» **What is asked**: Give back all the data exactly, line by line.

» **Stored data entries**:
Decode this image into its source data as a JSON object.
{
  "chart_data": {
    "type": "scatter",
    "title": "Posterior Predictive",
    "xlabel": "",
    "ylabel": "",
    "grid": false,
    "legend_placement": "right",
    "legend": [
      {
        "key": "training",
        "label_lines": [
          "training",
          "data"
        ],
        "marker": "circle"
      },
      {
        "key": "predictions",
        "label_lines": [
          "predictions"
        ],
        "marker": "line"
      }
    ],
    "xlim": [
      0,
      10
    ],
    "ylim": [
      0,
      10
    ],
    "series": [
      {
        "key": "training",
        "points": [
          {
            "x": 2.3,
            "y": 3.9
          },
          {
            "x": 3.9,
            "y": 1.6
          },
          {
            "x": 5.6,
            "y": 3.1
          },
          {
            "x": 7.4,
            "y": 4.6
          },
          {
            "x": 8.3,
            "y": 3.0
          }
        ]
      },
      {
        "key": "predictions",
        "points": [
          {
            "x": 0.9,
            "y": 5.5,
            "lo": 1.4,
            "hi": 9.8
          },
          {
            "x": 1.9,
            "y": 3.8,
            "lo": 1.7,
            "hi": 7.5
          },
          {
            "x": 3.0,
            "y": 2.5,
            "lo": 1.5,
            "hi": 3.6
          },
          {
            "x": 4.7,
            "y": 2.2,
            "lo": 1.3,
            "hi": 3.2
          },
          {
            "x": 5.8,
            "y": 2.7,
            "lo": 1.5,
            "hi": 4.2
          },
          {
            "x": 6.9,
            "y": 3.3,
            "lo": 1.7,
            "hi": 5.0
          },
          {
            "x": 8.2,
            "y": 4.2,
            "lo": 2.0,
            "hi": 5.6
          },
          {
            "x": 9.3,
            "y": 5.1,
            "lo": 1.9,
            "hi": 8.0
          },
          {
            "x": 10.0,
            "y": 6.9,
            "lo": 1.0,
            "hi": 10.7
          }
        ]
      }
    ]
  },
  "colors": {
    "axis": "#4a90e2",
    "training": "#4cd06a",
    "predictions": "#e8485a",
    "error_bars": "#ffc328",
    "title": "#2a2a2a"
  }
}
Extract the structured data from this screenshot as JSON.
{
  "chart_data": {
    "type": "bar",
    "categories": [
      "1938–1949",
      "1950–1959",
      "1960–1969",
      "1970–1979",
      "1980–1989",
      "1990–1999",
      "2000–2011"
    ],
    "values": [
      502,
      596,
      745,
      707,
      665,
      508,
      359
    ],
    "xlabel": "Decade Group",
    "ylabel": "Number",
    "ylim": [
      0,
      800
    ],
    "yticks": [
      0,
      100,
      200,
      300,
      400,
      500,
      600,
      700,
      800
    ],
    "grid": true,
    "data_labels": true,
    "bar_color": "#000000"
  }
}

» **Solution for this exercise**:
Decode this image into its source data as a JSON object.
{
  "chart_data": {
    "type": "scatter",
    "title": "Posterior Predictive",
    "xlabel": "",
    "ylabel": "",
    "grid": false,
    "legend_placement": "right",
    "legend": [
      {
        "key": "training",
        "label_lines": [
          "training",
          "data"
        ],
        "marker": "circle"
      },
      {
        "key": "predictions",
        "label_lines": [
          "predictions"
        ],
        "marker": "line"
      }
    ],
    "xlim": [
      0,
      10
    ],
    "ylim": [
      0,
      10
    ],
    "series": [
      {
        "key": "training",
        "points": [
          {
            "x": 2.3,
            "y": 3.9
          },
          {
            "x": 3.9,
            "y": 1.6
          },
          {
            "x": 5.6,
            "y": 3.1
          },
          {
            "x": 7.4,
            "y": 4.6
          },
          {
            "x": 8.3,
            "y": 3.0
          }
        ]
      },
      {
        "key": "predictions",
        "points": [
          {
            "x": 0.9,
            "y": 5.5,
            "lo": 1.4,
            "hi": 9.8
          },
          {
            "x": 1.9,
            "y": 3.8,
            "lo": 1.7,
            "hi": 7.5
          },
          {
            "x": 3.0,
            "y": 2.5,
            "lo": 1.5,
            "hi": 3.6
          },
          {
            "x": 4.7,
            "y": 2.2,
            "lo": 1.3,
            "hi": 3.2
          },
          {
            "x": 5.8,
            "y": 2.7,
            "lo": 1.5,
            "hi": 4.2
          },
          {
            "x": 6.9,
            "y": 3.3,
            "lo": 1.7,
            "hi": 5.0
          },
          {
            "x": 8.2,
            "y": 4.2,
            "lo": 2.0,
            "hi": 5.6
          },
          {
            "x": 9.3,
            "y": 5.1,
            "lo": 1.9,
            "hi": 8.0
          },
          {
            "x": 10.0,
            "y": 6.9,
            "lo": 1.0,
            "hi": 10.7
          }
        ]
      }
    ]
  },
  "colors": {
    "axis": "#4a90e2",
    "training": "#4cd06a",
    "predictions": "#e8485a",
    "error_bars": "#ffc328",
    "title": "#2a2a2a"
  }
}
Extract the structured data from this screenshot as JSON.
{
  "chart_data": {
    "type": "bar",
    "categories": [
      "1938–1949",
      "1950–1959",
      "1960–1969",
      "1970–1979",
      "1980–1989",
      "1990–1999",
      "2000–2011"
    ],
    "values": [
      502,
      596,
      745,
      707,
      665,
      508,
      359
    ],
    "xlabel": "Decade Group",
    "ylabel": "Number",
    "ylim": [
      0,
      800
    ],
    "yticks": [
      0,
      100,
      200,
      300,
      400,
      500,
      600,
      700,
      800
    ],
    "grid": true,
    "data_labels": true,
    "bar_color": "#000000"
  }
}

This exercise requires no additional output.